◆ **READING PASSAGE**
0

I have an array with some students in who have enrolled on a course. There are multiple duplicates and should be only one student per course.

Example array:

'item_id'=> 1, 'student'=> 'Bob', 'course'=> 'Learn Piano', 'address'=>''
'item_id'=> 2, 'student'=> 'Sam', 'course'=> 'Learn Piano', 'address'=> 'foo street'
'item_id'=> 3, 'student'=> 'Bob', 'course'=> 'Learn Guitar', 'address'=>''
'item_id'=> 4, 'student'=> 'Sam', 'course'=> 'Learn Piano', 'address'=>''
'item_id'=> 5, 'student'=> 'Bob', 'course'=> 'Learn Guitar', 'address'=> 'bla bla street'
'item_id'=> 6, 'student'=> 'Sam', 'course'=> 'Learn Piano', 'address'=>''
'item_id'=> 7, 'student'=> 'John', 'course'=> 'Learn Guitar', 'address'=>''

Data is accessed via API (otherwise this whole thing would be a simple SQL query!).

The raw data looks like below:

object(PodioItemCollection)#287 (5) { ["filtered"]=> int(45639) ["total"]=> int(45639) ["items"]=> NULL ["__items":"PodioCollection":private]=> array(10) { [0]=> object(PodioItem)#3 (5) { ["__attributes":"PodioObject":private]=> array(16) { ["item_id"]=> int(319357433) ["external_id"]=> NULL ["title"]=> string(12) "Foo Bar" ["link"]=> string(71) "https://podio.com/foo/enrolments/apps/applications/items/123" ["rights"]=> array(11) ...

◆ **INFORMATION SUPPLIED**
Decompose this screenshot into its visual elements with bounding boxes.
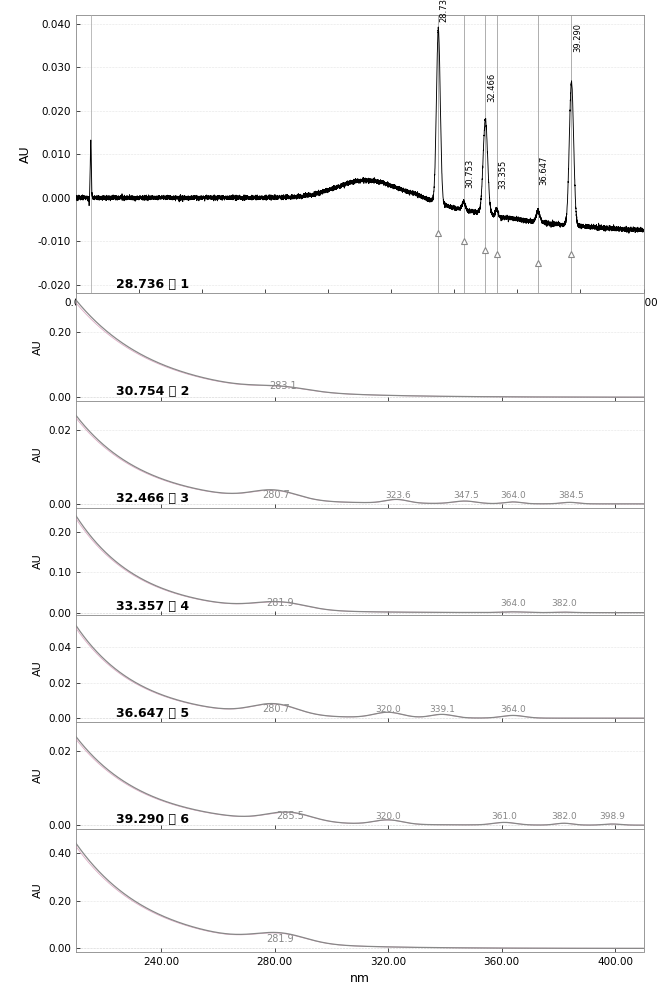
- Text: 382.0: 382.0: [551, 812, 577, 821]
- Text: 36.647: 36.647: [540, 155, 548, 185]
- Text: 347.5: 347.5: [453, 491, 479, 500]
- Text: 320.0: 320.0: [375, 705, 401, 714]
- Text: 28.735: 28.735: [440, 0, 449, 22]
- Text: 39.290: 39.290: [573, 23, 582, 52]
- Text: 28.736 峰 1: 28.736 峰 1: [115, 278, 189, 291]
- Text: 364.0: 364.0: [500, 705, 526, 714]
- X-axis label: nm: nm: [350, 972, 370, 985]
- Text: 30.754 峰 2: 30.754 峰 2: [115, 385, 189, 398]
- Text: 382.0: 382.0: [551, 599, 577, 608]
- Text: 320.0: 320.0: [375, 812, 401, 821]
- Text: 39.290 峰 6: 39.290 峰 6: [115, 813, 189, 826]
- Text: 280.7: 280.7: [263, 490, 290, 500]
- Text: 36.647 峰 5: 36.647 峰 5: [115, 707, 189, 720]
- Text: 364.0: 364.0: [500, 599, 526, 608]
- Y-axis label: AU: AU: [32, 339, 42, 355]
- Text: 361.0: 361.0: [492, 812, 517, 821]
- Y-axis label: AU: AU: [19, 145, 32, 163]
- Text: 281.9: 281.9: [266, 934, 294, 944]
- Y-axis label: AU: AU: [32, 660, 42, 676]
- Y-axis label: AU: AU: [32, 767, 42, 783]
- Text: 33.357 峰 4: 33.357 峰 4: [115, 600, 189, 613]
- Y-axis label: AU: AU: [32, 446, 42, 462]
- Text: 364.0: 364.0: [500, 491, 526, 500]
- Text: 398.9: 398.9: [599, 812, 625, 821]
- Text: 32.466 峰 3: 32.466 峰 3: [115, 492, 189, 505]
- Text: 285.5: 285.5: [277, 811, 304, 821]
- Text: 283.1: 283.1: [269, 381, 297, 391]
- X-axis label: min: min: [348, 314, 372, 327]
- Text: 323.6: 323.6: [385, 491, 411, 500]
- Text: 30.753: 30.753: [465, 158, 475, 188]
- Text: 384.5: 384.5: [558, 491, 584, 500]
- Y-axis label: AU: AU: [32, 553, 42, 569]
- Text: 33.355: 33.355: [498, 160, 507, 189]
- Text: 339.1: 339.1: [430, 705, 455, 714]
- Y-axis label: AU: AU: [32, 883, 42, 898]
- Text: 32.466: 32.466: [487, 73, 496, 102]
- Text: 280.7: 280.7: [263, 704, 290, 714]
- Text: 281.9: 281.9: [266, 598, 294, 608]
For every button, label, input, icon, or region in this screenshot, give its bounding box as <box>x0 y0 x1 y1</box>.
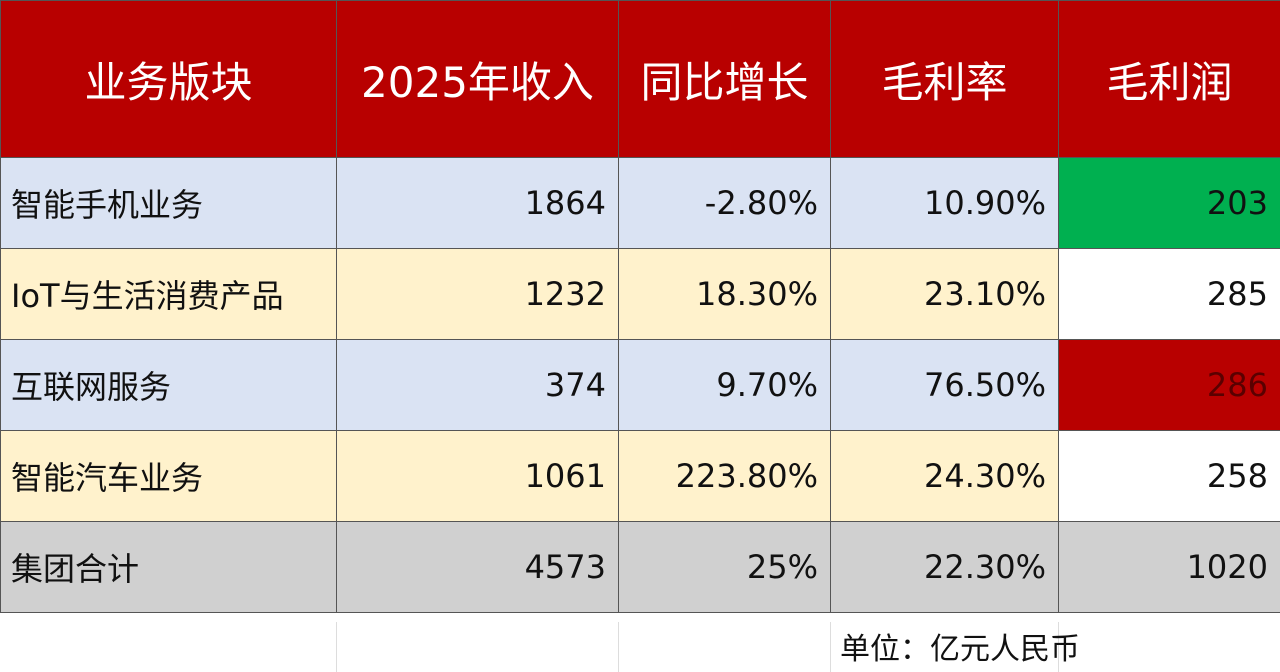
footer-grid <box>0 622 1280 672</box>
grid-line <box>1058 622 1059 672</box>
header-cell: 业务版块 <box>0 0 337 158</box>
cell: -2.80% <box>618 157 831 249</box>
table-row: 互联网服务 374 9.70% 76.50% 286 <box>0 339 1280 431</box>
cell: 22.30% <box>830 521 1059 613</box>
cell: 4573 <box>336 521 619 613</box>
cell: 258 <box>1058 430 1280 522</box>
row-label: 互联网服务 <box>0 339 337 431</box>
header-row: 业务版块 2025年收入 同比增长 毛利率 毛利润 <box>0 0 1280 158</box>
header-cell: 2025年收入 <box>336 0 619 158</box>
header-cell: 同比增长 <box>618 0 831 158</box>
cell: 374 <box>336 339 619 431</box>
header-cell: 毛利率 <box>830 0 1059 158</box>
row-label: 集团合计 <box>0 521 337 613</box>
cell: 1232 <box>336 248 619 340</box>
cell: 23.10% <box>830 248 1059 340</box>
table-row: 智能手机业务 1864 -2.80% 10.90% 203 <box>0 157 1280 249</box>
cell: 1864 <box>336 157 619 249</box>
table-row: IoT与生活消费产品 1232 18.30% 23.10% 285 <box>0 248 1280 340</box>
cell: 10.90% <box>830 157 1059 249</box>
cell: 285 <box>1058 248 1280 340</box>
cell: 1020 <box>1058 521 1280 613</box>
cell: 24.30% <box>830 430 1059 522</box>
cell: 286 <box>1058 339 1280 431</box>
row-label: IoT与生活消费产品 <box>0 248 337 340</box>
table-row: 智能汽车业务 1061 223.80% 24.30% 258 <box>0 430 1280 522</box>
unit-note: 单位：亿元人民币 <box>840 632 1080 667</box>
cell: 223.80% <box>618 430 831 522</box>
grid-line <box>830 622 831 672</box>
cell: 25% <box>618 521 831 613</box>
table-row: 集团合计 4573 25% 22.30% 1020 <box>0 521 1280 613</box>
cell: 18.30% <box>618 248 831 340</box>
cell: 9.70% <box>618 339 831 431</box>
row-label: 智能汽车业务 <box>0 430 337 522</box>
revenue-table: 业务版块 2025年收入 同比增长 毛利率 毛利润 智能手机业务 1864 -2.80% 10… <box>0 0 1280 613</box>
grid-line <box>618 622 619 672</box>
grid-line <box>336 622 337 672</box>
cell: 76.50% <box>830 339 1059 431</box>
header-cell: 毛利润 <box>1058 0 1280 158</box>
cell: 1061 <box>336 430 619 522</box>
cell: 203 <box>1058 157 1280 249</box>
row-label: 智能手机业务 <box>0 157 337 249</box>
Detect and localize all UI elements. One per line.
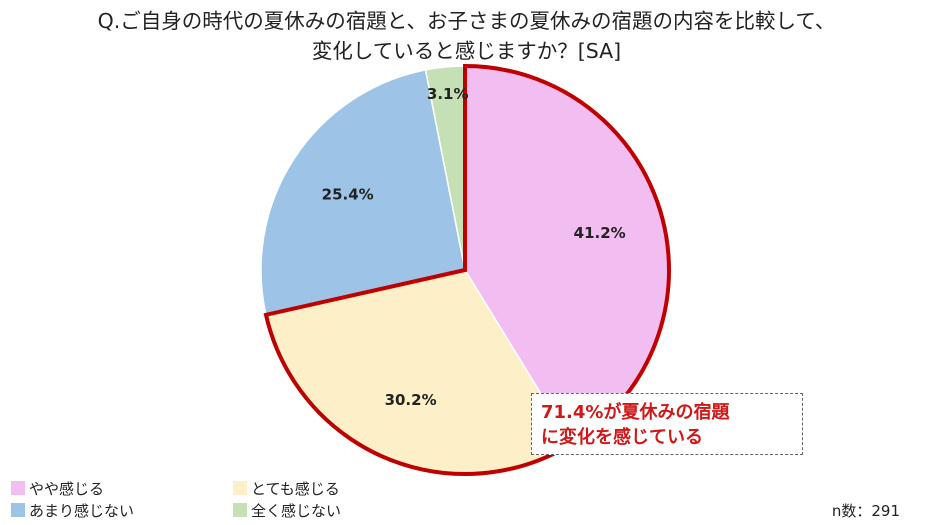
callout-line1: 71.4%が夏休みの宿題 xyxy=(541,402,730,423)
legend-swatch xyxy=(11,481,25,495)
legend-label: あまり感じない xyxy=(29,501,135,520)
legend-item-totemo: とても感じる xyxy=(233,478,340,498)
pie-data-label-1: 30.2% xyxy=(385,391,437,409)
legend-swatch xyxy=(11,503,25,517)
chart-title-line1: Q.ご自身の時代の夏休みの宿題と、お子さまの夏休みの宿題の内容を比較して、 xyxy=(97,9,836,33)
legend-swatch xyxy=(233,481,247,495)
pie-data-label-0: 41.2% xyxy=(574,224,626,242)
callout-line2: に変化を感じている xyxy=(541,427,703,448)
legend-item-amari: あまり感じない xyxy=(11,500,134,520)
legend-item-yaya: やや感じる xyxy=(11,478,104,498)
pie-slice-2 xyxy=(260,68,466,316)
pie-data-labels: 41.2% 30.2% 25.4% 3.1% xyxy=(322,85,626,409)
legend-label: やや感じる xyxy=(29,479,105,498)
pie-data-label-2: 25.4% xyxy=(322,186,374,204)
legend-label: とても感じる xyxy=(251,479,340,498)
sample-size-note: n数：291 xyxy=(831,502,900,520)
legend-item-mattaku: 全く感じない xyxy=(233,500,341,520)
highlight-callout-box: 71.4%が夏休みの宿題 に変化を感じている xyxy=(531,393,803,455)
legend-swatch xyxy=(233,503,247,517)
chart-title-line2: 変化していると感じますか？[SA] xyxy=(311,39,622,63)
pie-data-label-3: 3.1% xyxy=(427,85,469,103)
legend-label: 全く感じない xyxy=(251,501,342,520)
chart-title: Q.ご自身の時代の夏休みの宿題と、お子さまの夏休みの宿題の内容を比較して、 変化… xyxy=(0,6,933,66)
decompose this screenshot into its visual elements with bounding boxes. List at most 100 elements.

◆ **TO DO**
[1] In the forum post about duplicate student enrollments, how is the data accessed?
[2] Revise the forum post about duplicate student enrollments, giving everything from "I have an array" down to "simple SQL query!)." again with "Learn Guitar" changed to "Learn Violin".
[3] Carry on the forum post about duplicate student enrollments from the point where it stops.

◆ **TASK-BY-TASK RESULTS**
[1] Via an API.

[2]
I have an array with some students in who have enrolled on a course. There are multiple duplicates and should be only one student per course.

Example array:

'item_id'=> 1, 'student'=> 'Bob', 'course'=> 'Learn Piano', 'address'=>''
'item_id'=> 2, 'student'=> 'Sam', 'course'=> 'Learn Piano', 'address'=> 'foo street'
'item_id'=> 3, 'student'=> 'Bob', 'course'=> 'Learn Violin', 'address'=>''
'item_id'=> 4, 'student'=> 'Sam', 'course'=> 'Learn Piano', 'address'=>''
'item_id'=> 5, 'student'=> 'Bob', 'course'=> 'Learn Violin', 'address'=> 'bla bla street'
'item_id'=> 6, 'student'=> 'Sam', 'course'=> 'Learn Piano', 'address'=>''
'item_id'=> 7, 'student'=> 'John', 'course'=> 'Learn Violin', 'address'=>''

Data is accessed via API (otherwise this whole thing would be a simple SQL query!).

[3]
The challenge is that I can't just use array_unique or similar because i need to:

  1. Find all the duplicates for a student + course
  2. Evaluate the found duplicates against each other and retain the item with the most amount of supplementary information (or merge them)
  3. Obtain the un-needed "item_id" for the duplicates and use the API to delete the items.

Further constraints:

  • I have no control over the API.
  • There are 44,000 records
  • There could be as many as 100 duplicates per person + course
  • The API returns a nested hierarchy of objects, so 44,000 records uses 27GB of RAM (the server has 144GB to play with) and yes php_memory limit is set to a ridiculous level!!! This is a single project and measures will be taken to correct the server variables afterwards.
  • Because of the large RAM usage things such as array_intersect are going to be a less popular choice

The final output should be:

    'item_id'=> 1, 'student'=> 'Bob', 'course'=> 'Learn Piano', 'address'=>''
    'item_id'=> 2, 'student'=> 'Sam', 'course'=> 'Learn Piano', 'address'=> 'foo street'
    'item_id'=> 5, 'student'=> 'Bob', 'course'=> 'Learn Guitar', 'address'=> 'bla bla street'
    'item_id'=> 7, 'student'=> 'John', 'course'=> 'Learn Guitar', 'address'=>''

But i also need access to 'item_id's 3,4,6 so i can call a delete routine via an API.

Any ideas how to tackle this multi-duplicate mess?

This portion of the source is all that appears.